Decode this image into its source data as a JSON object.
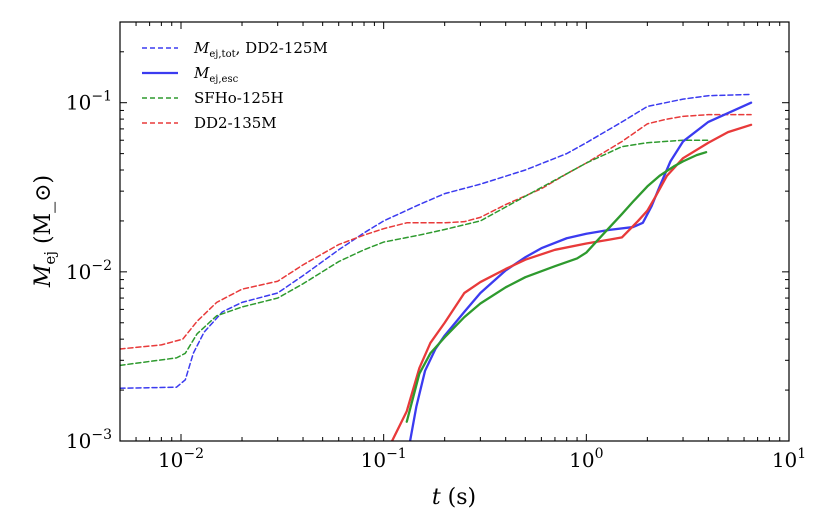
{
  "chart_data": {
    "type": "line",
    "title": "",
    "xlabel": "t (s)",
    "ylabel": "M_ej (M_⊙)",
    "x_scale": "log",
    "y_scale": "log",
    "xlim": [
      0.005,
      10
    ],
    "ylim": [
      0.001,
      0.3
    ],
    "x_ticks": [
      {
        "value": 0.01,
        "base": "10",
        "exp": "−2"
      },
      {
        "value": 0.1,
        "base": "10",
        "exp": "−1"
      },
      {
        "value": 1,
        "base": "10",
        "exp": "0"
      },
      {
        "value": 10,
        "base": "10",
        "exp": "1"
      }
    ],
    "y_ticks": [
      {
        "value": 0.001,
        "base": "10",
        "exp": "−3"
      },
      {
        "value": 0.01,
        "base": "10",
        "exp": "−2"
      },
      {
        "value": 0.1,
        "base": "10",
        "exp": "−1"
      }
    ],
    "grid": false,
    "legend_position": "top-left",
    "legend": [
      {
        "label_main": "M",
        "label_sub": "ej,tot",
        "label_rest": ", DD2-125M",
        "color": "#3b3bf0",
        "dash": true
      },
      {
        "label_main": "M",
        "label_sub": "ej,esc",
        "label_rest": "",
        "color": "#3b3bf0",
        "dash": false
      },
      {
        "label_main": "",
        "label_sub": "",
        "label_rest": "SFHo-125H",
        "color": "#2e9a2e",
        "dash": true
      },
      {
        "label_main": "",
        "label_sub": "",
        "label_rest": "DD2-135M",
        "color": "#e83a3a",
        "dash": true
      }
    ],
    "series": [
      {
        "color": "#3b3bf0",
        "dash": true,
        "x": [
          0.005,
          0.0095,
          0.0105,
          0.0115,
          0.013,
          0.016,
          0.02,
          0.03,
          0.04,
          0.06,
          0.08,
          0.1,
          0.15,
          0.2,
          0.3,
          0.5,
          0.8,
          1.0,
          1.5,
          2.0,
          3.0,
          4.0,
          6.5
        ],
        "y": [
          0.00205,
          0.00208,
          0.0023,
          0.0033,
          0.0044,
          0.0058,
          0.0066,
          0.0075,
          0.0095,
          0.0135,
          0.017,
          0.02,
          0.025,
          0.029,
          0.033,
          0.04,
          0.05,
          0.058,
          0.077,
          0.095,
          0.105,
          0.11,
          0.112
        ]
      },
      {
        "color": "#e83a3a",
        "dash": true,
        "x": [
          0.005,
          0.008,
          0.0102,
          0.012,
          0.015,
          0.02,
          0.03,
          0.04,
          0.06,
          0.08,
          0.1,
          0.13,
          0.2,
          0.25,
          0.3,
          0.4,
          0.6,
          0.8,
          1.0,
          1.5,
          2.0,
          2.5,
          3.0,
          4.0,
          6.5
        ],
        "y": [
          0.0035,
          0.0037,
          0.004,
          0.0051,
          0.0066,
          0.0079,
          0.0088,
          0.011,
          0.0145,
          0.0165,
          0.018,
          0.0195,
          0.0195,
          0.0198,
          0.021,
          0.025,
          0.031,
          0.038,
          0.044,
          0.059,
          0.075,
          0.08,
          0.083,
          0.085,
          0.085
        ]
      },
      {
        "color": "#2e9a2e",
        "dash": true,
        "x": [
          0.005,
          0.0095,
          0.0105,
          0.012,
          0.015,
          0.02,
          0.03,
          0.04,
          0.06,
          0.08,
          0.1,
          0.15,
          0.2,
          0.3,
          0.5,
          0.8,
          1.0,
          1.5,
          2.0,
          3.0,
          4.0
        ],
        "y": [
          0.0028,
          0.0031,
          0.0033,
          0.0043,
          0.0055,
          0.0062,
          0.007,
          0.0085,
          0.0115,
          0.0135,
          0.015,
          0.0165,
          0.0178,
          0.02,
          0.028,
          0.038,
          0.044,
          0.055,
          0.058,
          0.06,
          0.06
        ]
      },
      {
        "color": "#3b3bf0",
        "dash": false,
        "x": [
          0.135,
          0.145,
          0.16,
          0.18,
          0.2,
          0.25,
          0.3,
          0.4,
          0.5,
          0.6,
          0.8,
          1.0,
          1.3,
          1.7,
          1.9,
          2.1,
          2.3,
          2.6,
          3.0,
          4.0,
          6.5
        ],
        "y": [
          0.001,
          0.0016,
          0.0026,
          0.0035,
          0.0042,
          0.0058,
          0.0075,
          0.0102,
          0.0122,
          0.0138,
          0.0158,
          0.0168,
          0.0177,
          0.0184,
          0.0195,
          0.0245,
          0.032,
          0.045,
          0.059,
          0.077,
          0.1
        ]
      },
      {
        "color": "#e83a3a",
        "dash": false,
        "x": [
          0.11,
          0.13,
          0.15,
          0.17,
          0.2,
          0.25,
          0.3,
          0.4,
          0.5,
          0.7,
          1.0,
          1.3,
          1.5,
          1.8,
          2.0,
          2.2,
          2.5,
          3.0,
          4.0,
          5.0,
          6.5
        ],
        "y": [
          0.001,
          0.0015,
          0.0027,
          0.0038,
          0.005,
          0.0075,
          0.0087,
          0.0104,
          0.0118,
          0.0135,
          0.0147,
          0.0155,
          0.016,
          0.02,
          0.023,
          0.028,
          0.037,
          0.047,
          0.058,
          0.067,
          0.074
        ]
      },
      {
        "color": "#2e9a2e",
        "dash": false,
        "x": [
          0.13,
          0.15,
          0.17,
          0.2,
          0.25,
          0.3,
          0.4,
          0.5,
          0.7,
          0.9,
          1.0,
          1.2,
          1.5,
          1.7,
          2.0,
          2.3,
          2.7,
          3.0,
          3.5,
          3.9
        ],
        "y": [
          0.0013,
          0.0025,
          0.0033,
          0.0041,
          0.0054,
          0.0065,
          0.0081,
          0.0093,
          0.0108,
          0.012,
          0.013,
          0.0165,
          0.022,
          0.026,
          0.032,
          0.037,
          0.042,
          0.045,
          0.049,
          0.051
        ]
      }
    ]
  }
}
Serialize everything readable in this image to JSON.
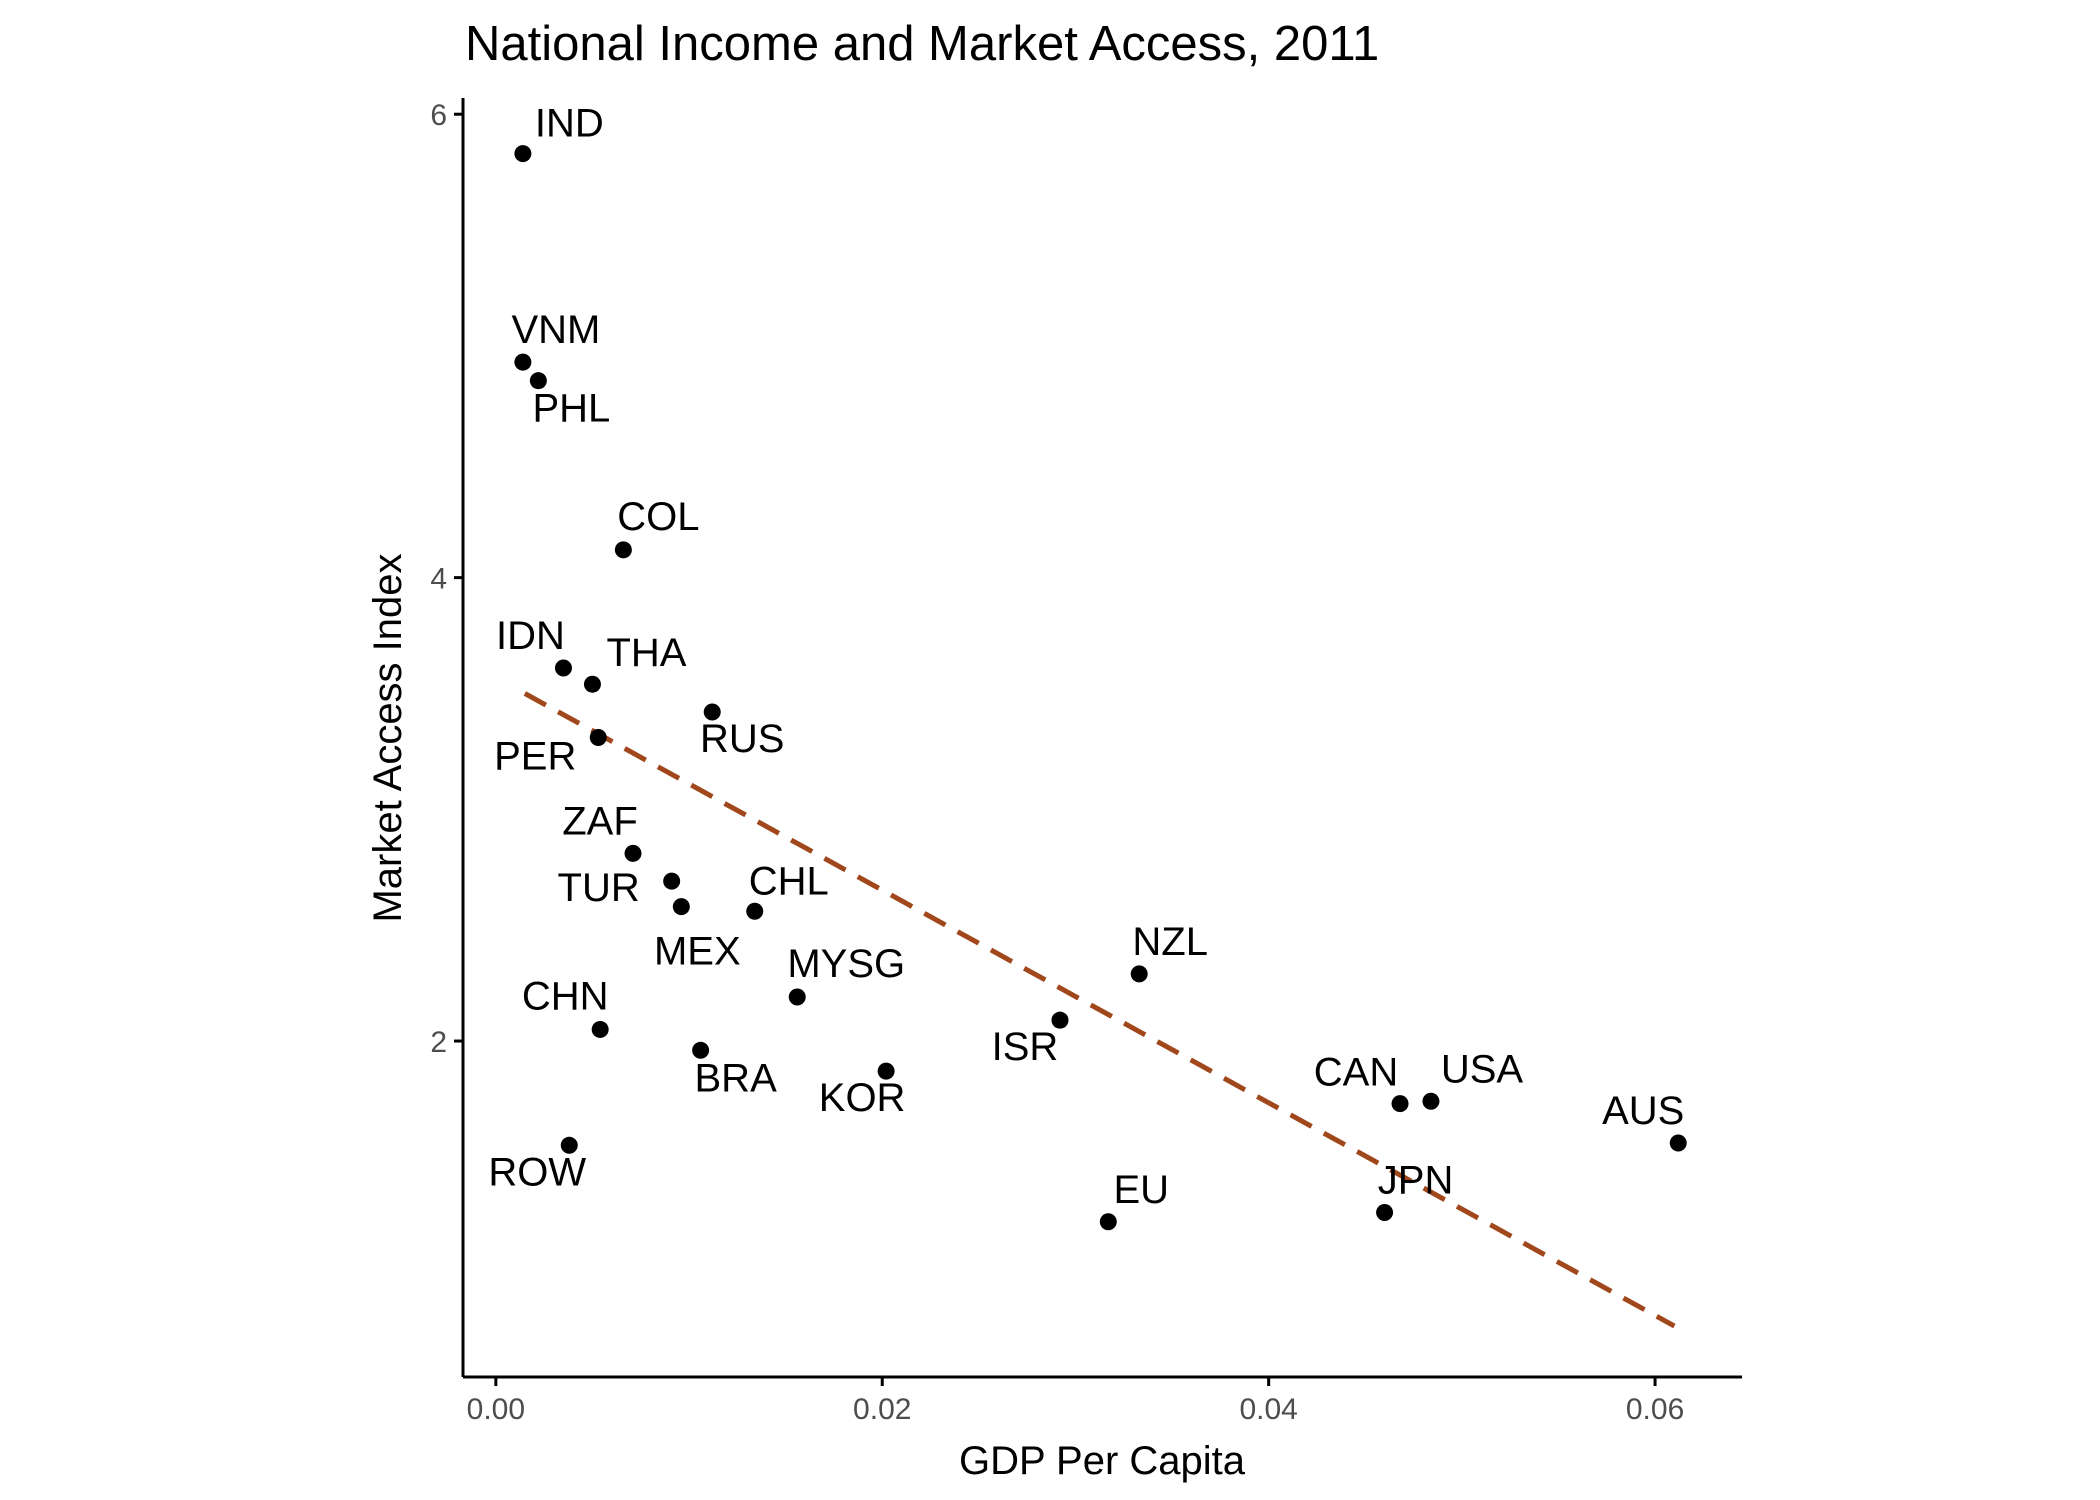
{
  "chart_data": {
    "type": "scatter",
    "title": "National Income and Market Access, 2011",
    "xlabel": "GDP Per Capita",
    "ylabel": "Market Access Index",
    "xlim": [
      -0.0017,
      0.0645
    ],
    "ylim": [
      0.55,
      6.07
    ],
    "xticks": [
      0.0,
      0.02,
      0.04,
      0.06
    ],
    "xtick_labels": [
      "0.00",
      "0.02",
      "0.04",
      "0.06"
    ],
    "yticks": [
      2,
      4,
      6
    ],
    "ytick_labels": [
      "2",
      "4",
      "6"
    ],
    "grid": false,
    "legend": "none",
    "point_color": "#000000",
    "trend_color": "#A0471B",
    "trendline": {
      "style": "dashed",
      "x": [
        0.0015,
        0.061
      ],
      "y": [
        3.5,
        0.77
      ]
    },
    "points": [
      {
        "label": "IND",
        "x": 0.0014,
        "y": 5.83,
        "anchor": "start",
        "dx": 12,
        "dy": -17
      },
      {
        "label": "VNM",
        "x": 0.0014,
        "y": 4.93,
        "anchor": "middle",
        "dx": 33,
        "dy": -19
      },
      {
        "label": "PHL",
        "x": 0.0022,
        "y": 4.85,
        "anchor": "middle",
        "dx": 33,
        "dy": 41
      },
      {
        "label": "COL",
        "x": 0.0066,
        "y": 4.12,
        "anchor": "middle",
        "dx": 35,
        "dy": -20
      },
      {
        "label": "IDN",
        "x": 0.0035,
        "y": 3.61,
        "anchor": "middle",
        "dx": -33,
        "dy": -19
      },
      {
        "label": "THA",
        "x": 0.005,
        "y": 3.54,
        "anchor": "middle",
        "dx": 54,
        "dy": -18
      },
      {
        "label": "RUS",
        "x": 0.0112,
        "y": 3.42,
        "anchor": "middle",
        "dx": 30,
        "dy": 40
      },
      {
        "label": "PER",
        "x": 0.0053,
        "y": 3.31,
        "anchor": "middle",
        "dx": -63,
        "dy": 32
      },
      {
        "label": "ZAF",
        "x": 0.0071,
        "y": 2.81,
        "anchor": "middle",
        "dx": -33,
        "dy": -19
      },
      {
        "label": "TUR",
        "x": 0.0091,
        "y": 2.69,
        "anchor": "middle",
        "dx": -73,
        "dy": 20
      },
      {
        "label": "MEX",
        "x": 0.0096,
        "y": 2.58,
        "anchor": "middle",
        "dx": 16,
        "dy": 58
      },
      {
        "label": "CHL",
        "x": 0.0134,
        "y": 2.56,
        "anchor": "middle",
        "dx": 34,
        "dy": -17
      },
      {
        "label": "MYSG",
        "x": 0.0156,
        "y": 2.19,
        "anchor": "middle",
        "dx": 49,
        "dy": -20
      },
      {
        "label": "NZL",
        "x": 0.0333,
        "y": 2.29,
        "anchor": "middle",
        "dx": 31,
        "dy": -19
      },
      {
        "label": "ISR",
        "x": 0.0292,
        "y": 2.09,
        "anchor": "middle",
        "dx": -35,
        "dy": 40
      },
      {
        "label": "CHN",
        "x": 0.0054,
        "y": 2.05,
        "anchor": "middle",
        "dx": -35,
        "dy": -20
      },
      {
        "label": "BRA",
        "x": 0.0106,
        "y": 1.96,
        "anchor": "middle",
        "dx": 35,
        "dy": 41
      },
      {
        "label": "KOR",
        "x": 0.0202,
        "y": 1.87,
        "anchor": "middle",
        "dx": -24,
        "dy": 40
      },
      {
        "label": "CAN",
        "x": 0.0468,
        "y": 1.73,
        "anchor": "middle",
        "dx": -44,
        "dy": -18
      },
      {
        "label": "USA",
        "x": 0.0484,
        "y": 1.74,
        "anchor": "middle",
        "dx": 51,
        "dy": -19
      },
      {
        "label": "AUS",
        "x": 0.0612,
        "y": 1.56,
        "anchor": "middle",
        "dx": -35,
        "dy": -19
      },
      {
        "label": "ROW",
        "x": 0.0038,
        "y": 1.55,
        "anchor": "middle",
        "dx": -32,
        "dy": 40
      },
      {
        "label": "EU",
        "x": 0.0317,
        "y": 1.22,
        "anchor": "middle",
        "dx": 33,
        "dy": -19
      },
      {
        "label": "JPN",
        "x": 0.046,
        "y": 1.26,
        "anchor": "middle",
        "dx": 31,
        "dy": -19
      }
    ]
  }
}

######

[What is being asked] How many lines of the entries above hold the string "value"? Reply with the number alone.

[Answer for the task] 7